===== Dataset
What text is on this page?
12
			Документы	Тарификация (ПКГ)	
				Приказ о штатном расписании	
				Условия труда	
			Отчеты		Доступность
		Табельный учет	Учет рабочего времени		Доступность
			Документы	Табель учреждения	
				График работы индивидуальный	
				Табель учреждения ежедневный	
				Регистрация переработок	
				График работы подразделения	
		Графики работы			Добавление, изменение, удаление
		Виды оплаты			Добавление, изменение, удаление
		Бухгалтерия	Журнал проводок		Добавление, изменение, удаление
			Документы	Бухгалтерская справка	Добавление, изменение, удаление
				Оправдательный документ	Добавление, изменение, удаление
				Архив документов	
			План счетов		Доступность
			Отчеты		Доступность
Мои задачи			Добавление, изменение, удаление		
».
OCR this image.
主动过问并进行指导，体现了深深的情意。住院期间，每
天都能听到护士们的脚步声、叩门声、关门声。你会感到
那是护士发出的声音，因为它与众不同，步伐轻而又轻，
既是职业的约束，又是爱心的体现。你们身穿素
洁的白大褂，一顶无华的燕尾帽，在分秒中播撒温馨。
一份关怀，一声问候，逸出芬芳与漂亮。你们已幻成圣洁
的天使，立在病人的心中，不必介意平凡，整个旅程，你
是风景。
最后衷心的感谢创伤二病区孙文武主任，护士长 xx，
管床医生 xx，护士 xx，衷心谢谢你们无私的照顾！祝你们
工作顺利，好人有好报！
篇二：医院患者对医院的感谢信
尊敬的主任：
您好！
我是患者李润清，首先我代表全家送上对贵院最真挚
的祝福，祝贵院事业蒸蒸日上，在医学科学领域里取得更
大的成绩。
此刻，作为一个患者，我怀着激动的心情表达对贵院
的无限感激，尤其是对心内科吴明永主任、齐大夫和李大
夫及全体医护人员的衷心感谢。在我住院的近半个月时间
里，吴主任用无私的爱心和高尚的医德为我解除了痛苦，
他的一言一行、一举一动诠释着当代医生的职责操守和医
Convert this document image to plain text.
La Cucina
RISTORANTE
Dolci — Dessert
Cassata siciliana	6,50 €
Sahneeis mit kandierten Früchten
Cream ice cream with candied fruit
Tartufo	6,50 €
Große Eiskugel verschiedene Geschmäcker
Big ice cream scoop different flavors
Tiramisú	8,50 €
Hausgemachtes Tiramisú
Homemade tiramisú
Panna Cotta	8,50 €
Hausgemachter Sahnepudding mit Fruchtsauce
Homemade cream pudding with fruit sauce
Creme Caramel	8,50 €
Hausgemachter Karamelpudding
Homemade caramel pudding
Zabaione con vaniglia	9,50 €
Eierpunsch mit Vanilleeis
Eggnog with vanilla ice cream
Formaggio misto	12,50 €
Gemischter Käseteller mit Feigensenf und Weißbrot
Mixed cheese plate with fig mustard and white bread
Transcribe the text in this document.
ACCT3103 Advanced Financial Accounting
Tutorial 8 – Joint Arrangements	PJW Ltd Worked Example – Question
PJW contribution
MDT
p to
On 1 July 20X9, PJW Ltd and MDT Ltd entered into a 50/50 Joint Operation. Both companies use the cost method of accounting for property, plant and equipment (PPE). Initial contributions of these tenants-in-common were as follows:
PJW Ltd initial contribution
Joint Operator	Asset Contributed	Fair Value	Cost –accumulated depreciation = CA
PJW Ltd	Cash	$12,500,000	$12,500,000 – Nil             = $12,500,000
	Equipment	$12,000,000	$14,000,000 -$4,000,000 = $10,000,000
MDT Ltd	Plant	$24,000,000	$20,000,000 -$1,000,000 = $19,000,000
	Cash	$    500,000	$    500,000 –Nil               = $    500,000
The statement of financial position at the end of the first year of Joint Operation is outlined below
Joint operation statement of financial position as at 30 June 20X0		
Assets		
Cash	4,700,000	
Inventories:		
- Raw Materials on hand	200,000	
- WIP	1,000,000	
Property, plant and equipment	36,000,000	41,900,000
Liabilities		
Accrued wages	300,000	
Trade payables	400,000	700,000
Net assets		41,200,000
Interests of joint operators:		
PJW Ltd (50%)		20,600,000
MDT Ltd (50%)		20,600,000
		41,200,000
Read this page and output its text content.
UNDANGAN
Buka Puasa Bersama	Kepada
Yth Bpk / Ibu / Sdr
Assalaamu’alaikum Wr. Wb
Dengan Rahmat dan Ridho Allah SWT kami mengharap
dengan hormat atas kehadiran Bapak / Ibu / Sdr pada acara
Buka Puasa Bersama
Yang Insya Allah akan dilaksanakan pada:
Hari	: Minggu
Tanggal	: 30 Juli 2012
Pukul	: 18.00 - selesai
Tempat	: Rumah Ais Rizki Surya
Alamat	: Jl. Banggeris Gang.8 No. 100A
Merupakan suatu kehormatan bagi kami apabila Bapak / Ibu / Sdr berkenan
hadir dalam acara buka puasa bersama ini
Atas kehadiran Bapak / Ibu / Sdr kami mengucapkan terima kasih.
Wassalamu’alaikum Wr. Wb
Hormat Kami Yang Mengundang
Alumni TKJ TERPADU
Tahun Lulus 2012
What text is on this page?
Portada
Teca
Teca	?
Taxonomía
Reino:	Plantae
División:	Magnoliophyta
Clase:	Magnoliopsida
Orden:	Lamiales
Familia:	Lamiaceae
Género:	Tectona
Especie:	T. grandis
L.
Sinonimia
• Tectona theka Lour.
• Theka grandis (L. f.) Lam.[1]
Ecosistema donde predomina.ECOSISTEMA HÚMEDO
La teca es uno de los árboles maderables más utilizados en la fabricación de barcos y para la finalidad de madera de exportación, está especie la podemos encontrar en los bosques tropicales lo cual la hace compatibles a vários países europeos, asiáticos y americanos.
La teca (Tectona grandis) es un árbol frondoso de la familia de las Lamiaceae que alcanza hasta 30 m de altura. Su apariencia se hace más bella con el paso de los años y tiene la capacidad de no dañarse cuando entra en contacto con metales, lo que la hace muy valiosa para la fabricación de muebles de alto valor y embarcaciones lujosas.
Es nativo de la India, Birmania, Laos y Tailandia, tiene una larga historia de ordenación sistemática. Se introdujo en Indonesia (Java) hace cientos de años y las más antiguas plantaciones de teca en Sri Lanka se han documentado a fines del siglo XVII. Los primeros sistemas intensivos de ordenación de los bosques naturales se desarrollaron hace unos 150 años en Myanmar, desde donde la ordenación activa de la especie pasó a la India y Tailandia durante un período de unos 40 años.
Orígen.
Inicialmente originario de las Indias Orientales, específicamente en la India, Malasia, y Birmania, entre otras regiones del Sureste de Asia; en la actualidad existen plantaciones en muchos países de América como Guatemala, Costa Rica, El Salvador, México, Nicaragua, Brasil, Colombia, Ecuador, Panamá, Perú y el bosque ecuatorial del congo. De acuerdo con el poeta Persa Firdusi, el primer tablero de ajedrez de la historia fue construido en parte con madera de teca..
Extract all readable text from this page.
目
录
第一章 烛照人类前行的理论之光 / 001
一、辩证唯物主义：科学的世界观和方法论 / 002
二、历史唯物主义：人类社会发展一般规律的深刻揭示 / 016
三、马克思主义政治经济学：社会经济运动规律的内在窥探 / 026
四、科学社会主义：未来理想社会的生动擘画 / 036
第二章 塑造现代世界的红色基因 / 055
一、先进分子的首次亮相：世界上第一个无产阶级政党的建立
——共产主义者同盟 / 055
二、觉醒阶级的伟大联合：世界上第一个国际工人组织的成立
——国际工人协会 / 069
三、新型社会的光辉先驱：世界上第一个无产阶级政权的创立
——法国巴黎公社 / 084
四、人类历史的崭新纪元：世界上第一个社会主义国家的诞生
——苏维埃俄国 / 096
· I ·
==========
Exercise requirements:
Copy all the records above precisely.

Result for this task:
What text is on this page?
12
			Документы	Тарификация (ПКГ)	
				Приказ о штатном расписании	
				Условия труда	
			Отчеты		Доступность
		Табельный учет	Учет рабочего времени		Доступность
			Документы	Табель учреждения	
				График работы индивидуальный	
				Табель учреждения ежедневный	
				Регистрация переработок	
				График работы подразделения	
		Графики работы			Добавление, изменение, удаление
		Виды оплаты			Добавление, изменение, удаление
		Бухгалтерия	Журнал проводок		Добавление, изменение, удаление
			Документы	Бухгалтерская справка	Добавление, изменение, удаление
				Оправдательный документ	Добавление, изменение, удаление
				Архив документов	
			План счетов		Доступность
			Отчеты		Доступность
Мои задачи			Добавление, изменение, удаление		
».
OCR this image.
主动过问并进行指导，体现了深深的情意。住院期间，每
天都能听到护士们的脚步声、叩门声、关门声。你会感到
那是护士发出的声音，因为它与众不同，步伐轻而又轻，
既是职业的约束，又是爱心的体现。你们身穿素
洁的白大褂，一顶无华的燕尾帽，在分秒中播撒温馨。
一份关怀，一声问候，逸出芬芳与漂亮。你们已幻成圣洁
的天使，立在病人的心中，不必介意平凡，整个旅程，你
是风景。
最后衷心的感谢创伤二病区孙文武主任，护士长 xx，
管床医生 xx，护士 xx，衷心谢谢你们无私的照顾！祝你们
工作顺利，好人有好报！
篇二：医院患者对医院的感谢信
尊敬的主任：
您好！
我是患者李润清，首先我代表全家送上对贵院最真挚
的祝福，祝贵院事业蒸蒸日上，在医学科学领域里取得更
大的成绩。
此刻，作为一个患者，我怀着激动的心情表达对贵院
的无限感激，尤其是对心内科吴明永主任、齐大夫和李大
夫及全体医护人员的衷心感谢。在我住院的近半个月时间
里，吴主任用无私的爱心和高尚的医德为我解除了痛苦，
他的一言一行、一举一动诠释着当代医生的职责操守和医
Convert this document image to plain text.
La Cucina
RISTORANTE
Dolci — Dessert
Cassata siciliana	6,50 €
Sahneeis mit kandierten Früchten
Cream ice cream with candied fruit
Tartufo	6,50 €
Große Eiskugel verschiedene Geschmäcker
Big ice cream scoop different flavors
Tiramisú	8,50 €
Hausgemachtes Tiramisú
Homemade tiramisú
Panna Cotta	8,50 €
Hausgemachter Sahnepudding mit Fruchtsauce
Homemade cream pudding with fruit sauce
Creme Caramel	8,50 €
Hausgemachter Karamelpudding
Homemade caramel pudding
Zabaione con vaniglia	9,50 €
Eierpunsch mit Vanilleeis
Eggnog with vanilla ice cream
Formaggio misto	12,50 €
Gemischter Käseteller mit Feigensenf und Weißbrot
Mixed cheese plate with fig mustard and white bread
Transcribe the text in this document.
ACCT3103 Advanced Financial Accounting
Tutorial 8 – Joint Arrangements	PJW Ltd Worked Example – Question
PJW contribution
MDT
p to
On 1 July 20X9, PJW Ltd and MDT Ltd entered into a 50/50 Joint Operation. Both companies use the cost method of accounting for property, plant and equipment (PPE). Initial contributions of these tenants-in-common were as follows:
PJW Ltd initial contribution
Joint Operator	Asset Contributed	Fair Value	Cost –accumulated depreciation = CA
PJW Ltd	Cash	$12,500,000	$12,500,000 – Nil             = $12,500,000
	Equipment	$12,000,000	$14,000,000 -$4,000,000 = $10,000,000
MDT Ltd	Plant	$24,000,000	$20,000,000 -$1,000,000 = $19,000,000
	Cash	$    500,000	$    500,000 –Nil               = $    500,000
The statement of financial position at the end of the first year of Joint Operation is outlined below
Joint operation statement of financial position as at 30 June 20X0		
Assets		
Cash	4,700,000	
Inventories:		
- Raw Materials on hand	200,000	
- WIP	1,000,000	
Property, plant and equipment	36,000,000	41,900,000
Liabilities		
Accrued wages	300,000	
Trade payables	400,000	700,000
Net assets		41,200,000
Interests of joint operators:		
PJW Ltd (50%)		20,600,000
MDT Ltd (50%)		20,600,000
		41,200,000
Read this page and output its text content.
UNDANGAN
Buka Puasa Bersama	Kepada
Yth Bpk / Ibu / Sdr
Assalaamu’alaikum Wr. Wb
Dengan Rahmat dan Ridho Allah SWT kami mengharap
dengan hormat atas kehadiran Bapak / Ibu / Sdr pada acara
Buka Puasa Bersama
Yang Insya Allah akan dilaksanakan pada:
Hari	: Minggu
Tanggal	: 30 Juli 2012
Pukul	: 18.00 - selesai
Tempat	: Rumah Ais Rizki Surya
Alamat	: Jl. Banggeris Gang.8 No. 100A
Merupakan suatu kehormatan bagi kami apabila Bapak / Ibu / Sdr berkenan
hadir dalam acara buka puasa bersama ini
Atas kehadiran Bapak / Ibu / Sdr kami mengucapkan terima kasih.
Wassalamu’alaikum Wr. Wb
Hormat Kami Yang Mengundang
Alumni TKJ TERPADU
Tahun Lulus 2012
What text is on this page?
Portada
Teca
Teca	?
Taxonomía
Reino:	Plantae
División:	Magnoliophyta
Clase:	Magnoliopsida
Orden:	Lamiales
Familia:	Lamiaceae
Género:	Tectona
Especie:	T. grandis
L.
Sinonimia
• Tectona theka Lour.
• Theka grandis (L. f.) Lam.[1]
Ecosistema donde predomina.ECOSISTEMA HÚMEDO
La teca es uno de los árboles maderables más utilizados en la fabricación de barcos y para la finalidad de madera de exportación, está especie la podemos encontrar en los bosques tropicales lo cual la hace compatibles a vários países europeos, asiáticos y americanos.
La teca (Tectona grandis) es un árbol frondoso de la familia de las Lamiaceae que alcanza hasta 30 m de altura. Su apariencia se hace más bella con el paso de los años y tiene la capacidad de no dañarse cuando entra en contacto con metales, lo que la hace muy valiosa para la fabricación de muebles de alto valor y embarcaciones lujosas.
Es nativo de la India, Birmania, Laos y Tailandia, tiene una larga historia de ordenación sistemática. Se introdujo en Indonesia (Java) hace cientos de años y las más antiguas plantaciones de teca en Sri Lanka se han documentado a fines del siglo XVII. Los primeros sistemas intensivos de ordenación de los bosques naturales se desarrollaron hace unos 150 años en Myanmar, desde donde la ordenación activa de la especie pasó a la India y Tailandia durante un período de unos 40 años.
Orígen.
Inicialmente originario de las Indias Orientales, específicamente en la India, Malasia, y Birmania, entre otras regiones del Sureste de Asia; en la actualidad existen plantaciones en muchos países de América como Guatemala, Costa Rica, El Salvador, México, Nicaragua, Brasil, Colombia, Ecuador, Panamá, Perú y el bosque ecuatorial del congo. De acuerdo con el poeta Persa Firdusi, el primer tablero de ajedrez de la historia fue construido en parte con madera de teca..
Extract all readable text from this page.
目
录
第一章 烛照人类前行的理论之光 / 001
一、辩证唯物主义：科学的世界观和方法论 / 002
二、历史唯物主义：人类社会发展一般规律的深刻揭示 / 016
三、马克思主义政治经济学：社会经济运动规律的内在窥探 / 026
四、科学社会主义：未来理想社会的生动擘画 / 036
第二章 塑造现代世界的红色基因 / 055
一、先进分子的首次亮相：世界上第一个无产阶级政党的建立
——共产主义者同盟 / 055
二、觉醒阶级的伟大联合：世界上第一个国际工人组织的成立
——国际工人协会 / 069
三、新型社会的光辉先驱：世界上第一个无产阶级政权的创立
——法国巴黎公社 / 084
四、人类历史的崭新纪元：世界上第一个社会主义国家的诞生
——苏维埃俄国 / 096
· I ·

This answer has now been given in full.